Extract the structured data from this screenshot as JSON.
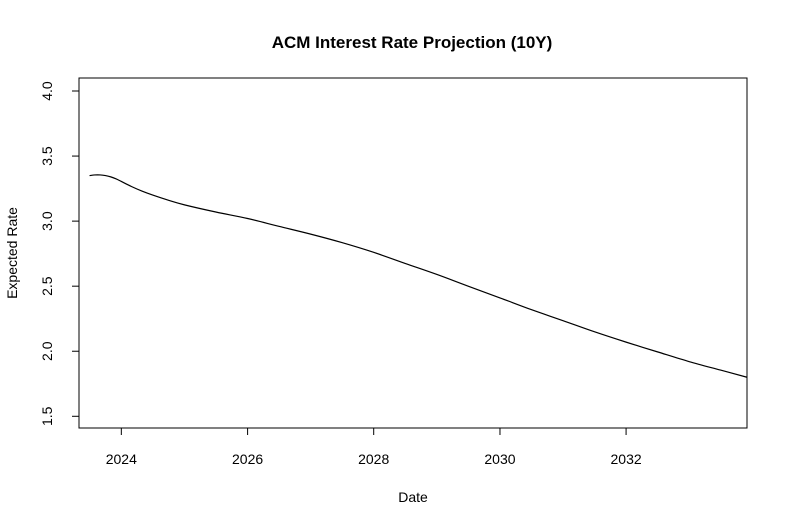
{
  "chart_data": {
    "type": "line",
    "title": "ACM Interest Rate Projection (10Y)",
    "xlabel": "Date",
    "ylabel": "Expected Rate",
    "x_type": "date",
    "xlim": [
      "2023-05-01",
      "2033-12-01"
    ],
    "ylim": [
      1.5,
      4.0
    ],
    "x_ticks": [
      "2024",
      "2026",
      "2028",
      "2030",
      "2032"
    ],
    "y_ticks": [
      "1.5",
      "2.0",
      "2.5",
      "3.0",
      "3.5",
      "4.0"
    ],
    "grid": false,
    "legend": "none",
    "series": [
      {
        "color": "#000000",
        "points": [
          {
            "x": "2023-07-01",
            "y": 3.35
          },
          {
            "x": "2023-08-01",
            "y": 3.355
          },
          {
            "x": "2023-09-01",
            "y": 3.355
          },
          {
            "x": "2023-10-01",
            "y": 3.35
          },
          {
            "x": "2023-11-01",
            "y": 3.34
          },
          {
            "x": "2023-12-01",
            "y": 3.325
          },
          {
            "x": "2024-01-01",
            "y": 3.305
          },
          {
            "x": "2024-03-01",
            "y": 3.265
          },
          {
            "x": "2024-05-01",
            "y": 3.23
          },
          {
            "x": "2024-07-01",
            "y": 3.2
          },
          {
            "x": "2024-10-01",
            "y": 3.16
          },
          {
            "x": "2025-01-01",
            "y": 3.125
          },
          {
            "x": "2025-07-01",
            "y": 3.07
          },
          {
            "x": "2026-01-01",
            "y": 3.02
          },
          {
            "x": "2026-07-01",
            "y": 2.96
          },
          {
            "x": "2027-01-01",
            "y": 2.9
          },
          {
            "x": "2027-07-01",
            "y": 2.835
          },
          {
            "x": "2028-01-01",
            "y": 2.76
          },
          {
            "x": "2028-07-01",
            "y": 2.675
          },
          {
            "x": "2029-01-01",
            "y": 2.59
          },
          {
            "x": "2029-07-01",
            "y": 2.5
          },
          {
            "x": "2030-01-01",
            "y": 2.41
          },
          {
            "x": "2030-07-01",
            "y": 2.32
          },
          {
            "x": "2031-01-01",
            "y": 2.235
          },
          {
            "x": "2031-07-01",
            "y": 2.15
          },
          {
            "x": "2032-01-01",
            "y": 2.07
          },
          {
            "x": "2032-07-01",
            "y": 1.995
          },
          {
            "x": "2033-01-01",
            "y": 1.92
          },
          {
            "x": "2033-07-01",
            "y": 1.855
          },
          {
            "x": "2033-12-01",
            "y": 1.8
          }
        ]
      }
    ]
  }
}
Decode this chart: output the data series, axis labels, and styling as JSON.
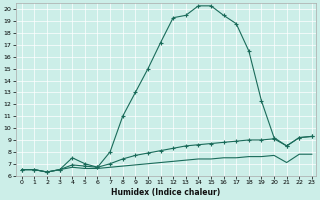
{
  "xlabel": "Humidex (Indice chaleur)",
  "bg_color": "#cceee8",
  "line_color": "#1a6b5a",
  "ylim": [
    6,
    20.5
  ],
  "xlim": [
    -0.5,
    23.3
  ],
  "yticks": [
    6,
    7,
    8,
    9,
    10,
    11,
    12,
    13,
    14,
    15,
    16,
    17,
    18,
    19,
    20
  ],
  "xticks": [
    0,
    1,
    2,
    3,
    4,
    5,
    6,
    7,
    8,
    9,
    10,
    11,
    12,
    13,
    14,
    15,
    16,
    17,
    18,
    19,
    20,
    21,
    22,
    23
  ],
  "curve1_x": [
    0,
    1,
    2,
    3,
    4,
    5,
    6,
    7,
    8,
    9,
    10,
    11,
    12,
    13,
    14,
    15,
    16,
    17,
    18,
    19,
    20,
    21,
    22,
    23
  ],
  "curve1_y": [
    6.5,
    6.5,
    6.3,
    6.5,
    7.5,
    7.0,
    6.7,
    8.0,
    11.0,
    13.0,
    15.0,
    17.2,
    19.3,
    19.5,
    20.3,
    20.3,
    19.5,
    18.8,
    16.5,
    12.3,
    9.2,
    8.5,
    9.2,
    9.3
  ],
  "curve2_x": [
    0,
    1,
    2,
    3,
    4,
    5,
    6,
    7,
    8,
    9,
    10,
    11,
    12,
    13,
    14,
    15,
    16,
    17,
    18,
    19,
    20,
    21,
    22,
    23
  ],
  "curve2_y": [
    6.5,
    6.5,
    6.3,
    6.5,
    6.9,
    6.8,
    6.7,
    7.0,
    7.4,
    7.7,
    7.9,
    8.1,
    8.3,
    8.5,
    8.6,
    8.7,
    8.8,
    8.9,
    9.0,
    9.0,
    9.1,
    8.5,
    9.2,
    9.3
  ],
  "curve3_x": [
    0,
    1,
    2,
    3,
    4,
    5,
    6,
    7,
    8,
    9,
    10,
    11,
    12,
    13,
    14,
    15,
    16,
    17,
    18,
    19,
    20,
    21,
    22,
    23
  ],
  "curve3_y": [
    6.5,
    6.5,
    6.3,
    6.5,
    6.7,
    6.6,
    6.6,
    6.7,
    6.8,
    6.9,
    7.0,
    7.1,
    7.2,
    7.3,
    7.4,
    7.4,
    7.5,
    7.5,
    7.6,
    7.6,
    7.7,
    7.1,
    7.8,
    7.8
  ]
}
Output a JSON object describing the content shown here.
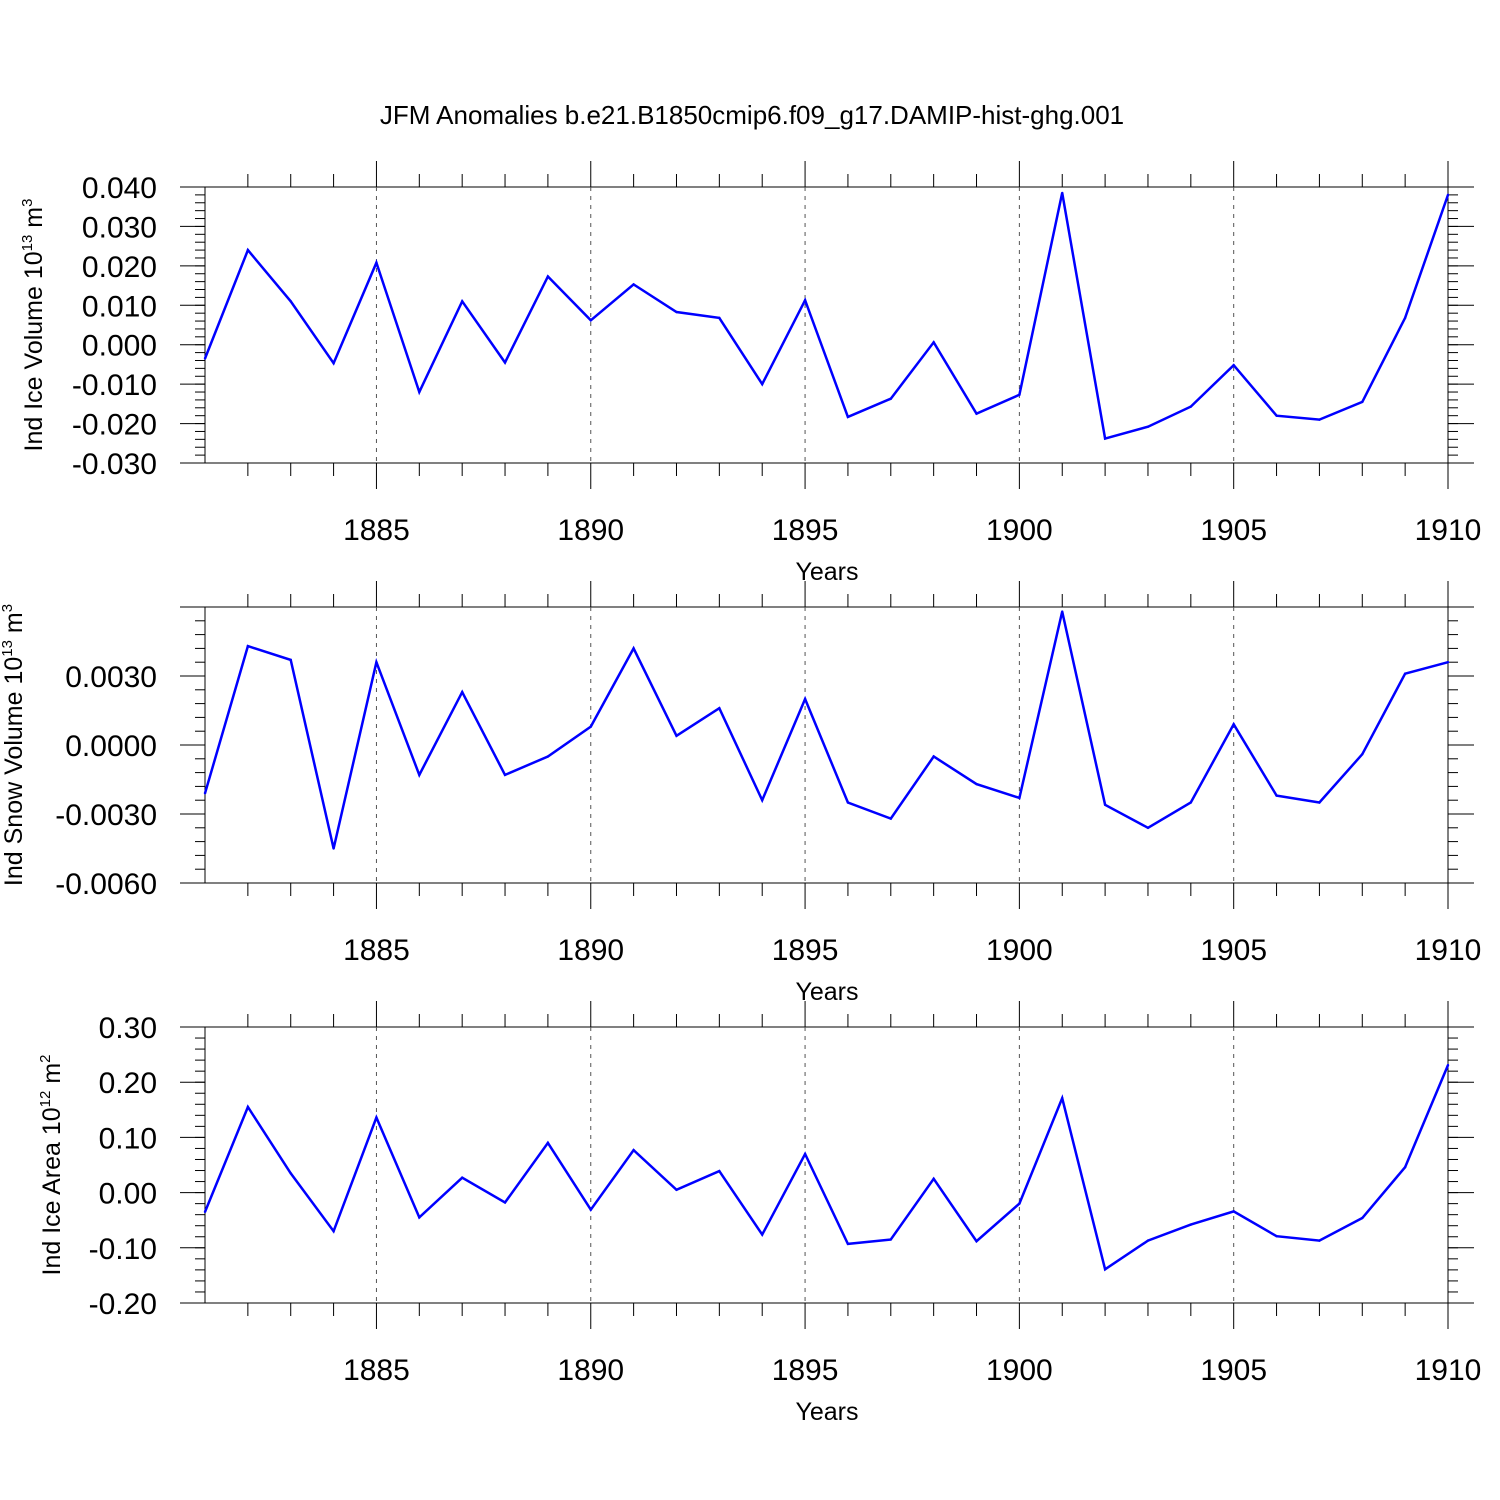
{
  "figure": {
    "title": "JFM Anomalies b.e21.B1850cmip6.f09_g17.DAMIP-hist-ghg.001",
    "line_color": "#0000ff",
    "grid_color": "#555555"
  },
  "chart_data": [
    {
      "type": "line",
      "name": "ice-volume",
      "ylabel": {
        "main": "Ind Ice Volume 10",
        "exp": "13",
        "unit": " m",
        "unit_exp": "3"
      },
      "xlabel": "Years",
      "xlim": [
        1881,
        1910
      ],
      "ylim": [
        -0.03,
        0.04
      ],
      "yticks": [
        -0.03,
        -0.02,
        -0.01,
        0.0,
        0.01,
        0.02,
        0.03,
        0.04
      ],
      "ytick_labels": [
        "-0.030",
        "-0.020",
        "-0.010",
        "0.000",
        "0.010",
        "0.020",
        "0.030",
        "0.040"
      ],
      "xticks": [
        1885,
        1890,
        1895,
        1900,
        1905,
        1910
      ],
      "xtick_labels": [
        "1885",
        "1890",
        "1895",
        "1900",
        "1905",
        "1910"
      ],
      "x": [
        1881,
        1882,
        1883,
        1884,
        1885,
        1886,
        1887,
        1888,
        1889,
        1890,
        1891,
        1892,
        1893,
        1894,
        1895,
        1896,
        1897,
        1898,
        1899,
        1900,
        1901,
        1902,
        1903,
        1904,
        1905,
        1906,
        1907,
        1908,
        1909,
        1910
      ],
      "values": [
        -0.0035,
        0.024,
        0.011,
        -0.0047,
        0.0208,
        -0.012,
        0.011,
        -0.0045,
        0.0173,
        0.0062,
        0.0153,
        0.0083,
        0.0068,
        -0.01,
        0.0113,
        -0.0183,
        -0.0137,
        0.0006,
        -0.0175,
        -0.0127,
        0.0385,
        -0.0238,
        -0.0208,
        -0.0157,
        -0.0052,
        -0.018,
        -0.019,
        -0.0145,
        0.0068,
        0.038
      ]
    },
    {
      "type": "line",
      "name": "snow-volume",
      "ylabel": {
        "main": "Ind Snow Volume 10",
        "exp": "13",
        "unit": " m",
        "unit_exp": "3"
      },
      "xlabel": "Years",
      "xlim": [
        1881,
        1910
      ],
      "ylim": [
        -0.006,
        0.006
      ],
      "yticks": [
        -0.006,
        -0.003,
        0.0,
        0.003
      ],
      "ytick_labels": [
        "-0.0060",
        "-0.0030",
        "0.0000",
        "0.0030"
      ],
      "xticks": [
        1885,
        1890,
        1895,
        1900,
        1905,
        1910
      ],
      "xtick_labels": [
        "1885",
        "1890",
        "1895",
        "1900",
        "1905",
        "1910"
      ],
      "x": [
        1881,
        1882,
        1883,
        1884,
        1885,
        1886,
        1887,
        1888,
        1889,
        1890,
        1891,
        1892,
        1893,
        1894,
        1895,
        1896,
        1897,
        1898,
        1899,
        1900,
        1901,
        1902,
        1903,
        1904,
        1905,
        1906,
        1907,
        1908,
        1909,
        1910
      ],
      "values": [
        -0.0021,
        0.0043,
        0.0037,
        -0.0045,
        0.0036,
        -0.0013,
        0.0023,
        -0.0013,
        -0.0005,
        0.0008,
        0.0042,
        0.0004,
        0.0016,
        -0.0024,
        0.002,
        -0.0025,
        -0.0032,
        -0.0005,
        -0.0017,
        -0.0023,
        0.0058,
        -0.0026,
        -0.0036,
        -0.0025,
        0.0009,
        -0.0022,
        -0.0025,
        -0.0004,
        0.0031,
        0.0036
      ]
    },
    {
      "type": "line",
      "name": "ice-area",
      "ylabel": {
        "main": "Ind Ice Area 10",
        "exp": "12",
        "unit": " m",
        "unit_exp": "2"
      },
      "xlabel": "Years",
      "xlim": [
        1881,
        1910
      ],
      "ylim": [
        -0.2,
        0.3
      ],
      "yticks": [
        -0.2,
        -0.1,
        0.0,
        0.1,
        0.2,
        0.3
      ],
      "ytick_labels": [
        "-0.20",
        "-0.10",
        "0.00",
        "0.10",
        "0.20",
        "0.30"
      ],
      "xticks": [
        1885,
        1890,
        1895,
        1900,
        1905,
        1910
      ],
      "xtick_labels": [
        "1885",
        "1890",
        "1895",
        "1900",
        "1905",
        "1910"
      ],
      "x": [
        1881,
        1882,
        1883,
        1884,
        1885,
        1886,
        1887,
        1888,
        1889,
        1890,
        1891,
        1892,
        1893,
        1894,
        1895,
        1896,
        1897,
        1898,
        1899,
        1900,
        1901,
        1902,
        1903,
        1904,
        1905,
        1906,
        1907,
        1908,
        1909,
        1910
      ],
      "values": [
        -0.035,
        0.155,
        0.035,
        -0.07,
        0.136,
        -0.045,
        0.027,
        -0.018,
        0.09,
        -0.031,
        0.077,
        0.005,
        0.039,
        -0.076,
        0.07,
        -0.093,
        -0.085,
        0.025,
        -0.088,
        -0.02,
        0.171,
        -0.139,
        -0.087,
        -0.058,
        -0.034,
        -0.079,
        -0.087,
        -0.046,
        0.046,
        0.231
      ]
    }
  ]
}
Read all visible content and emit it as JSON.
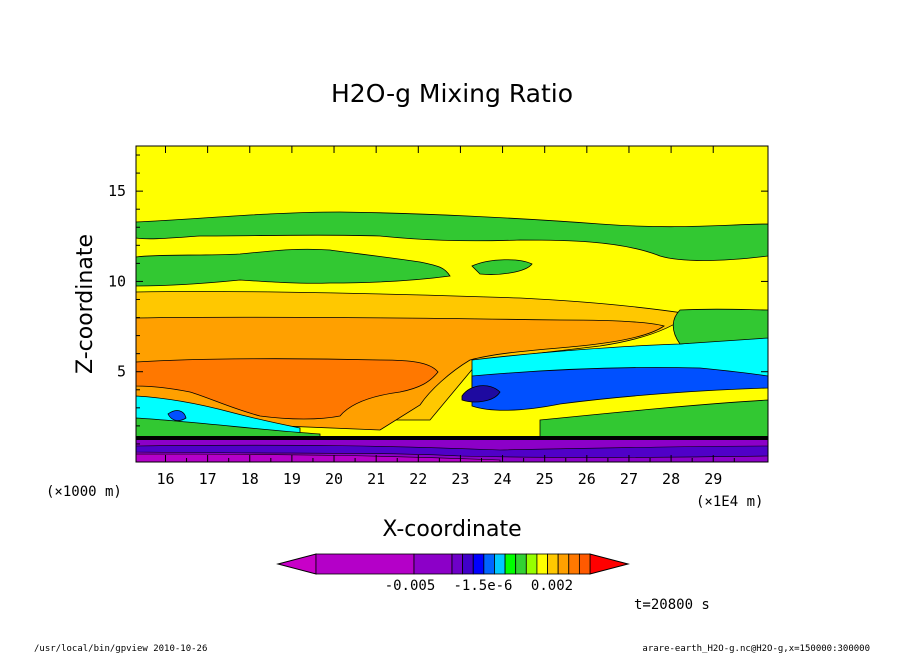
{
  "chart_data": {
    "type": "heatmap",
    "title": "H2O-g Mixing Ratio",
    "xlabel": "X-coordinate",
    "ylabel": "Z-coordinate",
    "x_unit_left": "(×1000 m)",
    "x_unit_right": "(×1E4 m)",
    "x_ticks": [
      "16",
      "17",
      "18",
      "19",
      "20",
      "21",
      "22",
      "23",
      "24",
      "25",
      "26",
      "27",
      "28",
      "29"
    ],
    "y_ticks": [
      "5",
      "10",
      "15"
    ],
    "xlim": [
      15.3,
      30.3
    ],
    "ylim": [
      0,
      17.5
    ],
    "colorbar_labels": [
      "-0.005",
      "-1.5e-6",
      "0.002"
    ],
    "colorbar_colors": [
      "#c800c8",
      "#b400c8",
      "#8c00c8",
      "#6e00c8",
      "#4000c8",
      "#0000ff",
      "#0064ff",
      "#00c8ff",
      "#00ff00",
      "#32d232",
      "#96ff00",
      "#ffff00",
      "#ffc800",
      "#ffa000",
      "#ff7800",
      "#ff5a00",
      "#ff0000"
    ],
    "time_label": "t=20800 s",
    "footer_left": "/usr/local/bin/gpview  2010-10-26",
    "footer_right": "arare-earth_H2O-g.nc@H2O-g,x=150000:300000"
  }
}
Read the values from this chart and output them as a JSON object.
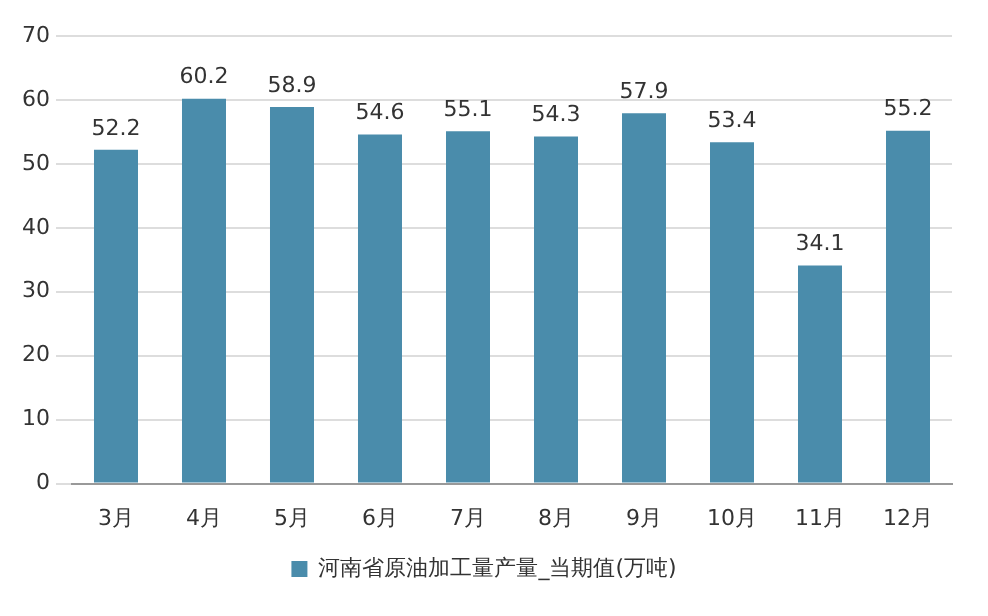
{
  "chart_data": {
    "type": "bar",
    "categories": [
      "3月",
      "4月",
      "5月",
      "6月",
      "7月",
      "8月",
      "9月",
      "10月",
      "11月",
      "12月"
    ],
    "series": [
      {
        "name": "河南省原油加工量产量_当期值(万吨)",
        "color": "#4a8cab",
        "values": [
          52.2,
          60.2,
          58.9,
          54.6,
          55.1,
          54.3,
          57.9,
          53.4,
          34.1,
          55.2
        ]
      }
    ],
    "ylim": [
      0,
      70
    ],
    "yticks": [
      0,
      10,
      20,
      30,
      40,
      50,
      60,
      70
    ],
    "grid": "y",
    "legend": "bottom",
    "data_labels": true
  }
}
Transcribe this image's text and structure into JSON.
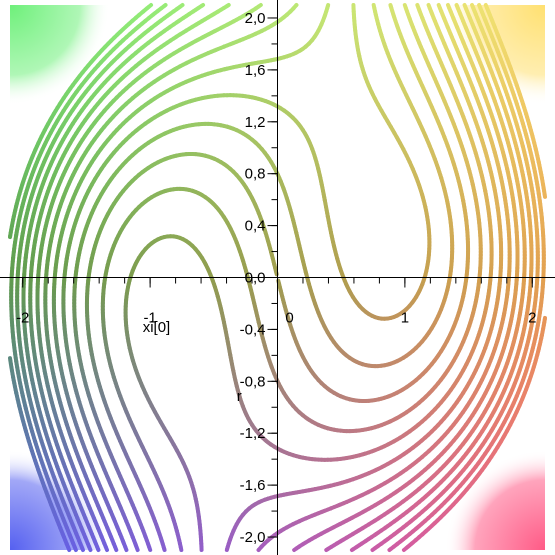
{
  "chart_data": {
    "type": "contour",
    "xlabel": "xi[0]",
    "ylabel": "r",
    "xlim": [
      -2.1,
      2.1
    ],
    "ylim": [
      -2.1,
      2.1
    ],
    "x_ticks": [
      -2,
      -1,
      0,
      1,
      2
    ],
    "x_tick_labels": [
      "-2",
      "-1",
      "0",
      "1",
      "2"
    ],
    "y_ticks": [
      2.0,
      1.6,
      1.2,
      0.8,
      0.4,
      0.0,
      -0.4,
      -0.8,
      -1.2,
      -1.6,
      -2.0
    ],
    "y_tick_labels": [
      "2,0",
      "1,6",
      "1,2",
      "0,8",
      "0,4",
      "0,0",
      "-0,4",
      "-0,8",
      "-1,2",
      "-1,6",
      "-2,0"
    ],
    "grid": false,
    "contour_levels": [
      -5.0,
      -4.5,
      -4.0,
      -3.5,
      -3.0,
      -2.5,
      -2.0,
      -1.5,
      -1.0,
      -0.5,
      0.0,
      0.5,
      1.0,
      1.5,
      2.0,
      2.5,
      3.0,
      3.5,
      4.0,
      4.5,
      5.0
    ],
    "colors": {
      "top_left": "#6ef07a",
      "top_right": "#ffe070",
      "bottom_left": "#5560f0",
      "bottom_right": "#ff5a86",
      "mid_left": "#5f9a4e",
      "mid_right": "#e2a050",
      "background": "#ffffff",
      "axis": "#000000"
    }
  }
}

• EXERCISE BRIEF: Omit the pictures and print again exactly the lines from the one with "Transcribe this image's" through the final line of the entries, both ends included.

• ANSWER:
Transcribe this image's text and structure into JSON.
{
  "chart_data": {
    "type": "contour",
    "xlabel": "xi[0]",
    "ylabel": "r",
    "xlim": [
      -2.1,
      2.1
    ],
    "ylim": [
      -2.1,
      2.1
    ],
    "x_ticks": [
      -2,
      -1,
      0,
      1,
      2
    ],
    "x_tick_labels": [
      "-2",
      "-1",
      "0",
      "1",
      "2"
    ],
    "y_ticks": [
      2.0,
      1.6,
      1.2,
      0.8,
      0.4,
      0.0,
      -0.4,
      -0.8,
      -1.2,
      -1.6,
      -2.0
    ],
    "y_tick_labels": [
      "2,0",
      "1,6",
      "1,2",
      "0,8",
      "0,4",
      "0,0",
      "-0,4",
      "-0,8",
      "-1,2",
      "-1,6",
      "-2,0"
    ],
    "grid": false,
    "contour_levels": [
      -5.0,
      -4.5,
      -4.0,
      -3.5,
      -3.0,
      -2.5,
      -2.0,
      -1.5,
      -1.0,
      -0.5,
      0.0,
      0.5,
      1.0,
      1.5,
      2.0,
      2.5,
      3.0,
      3.5,
      4.0,
      4.5,
      5.0
    ],
    "colors": {
      "top_left": "#6ef07a",
      "top_right": "#ffe070",
      "bottom_left": "#5560f0",
      "bottom_right": "#ff5a86",
      "mid_left": "#5f9a4e",
      "mid_right": "#e2a050",
      "background": "#ffffff",
      "axis": "#000000"
    }
  }
}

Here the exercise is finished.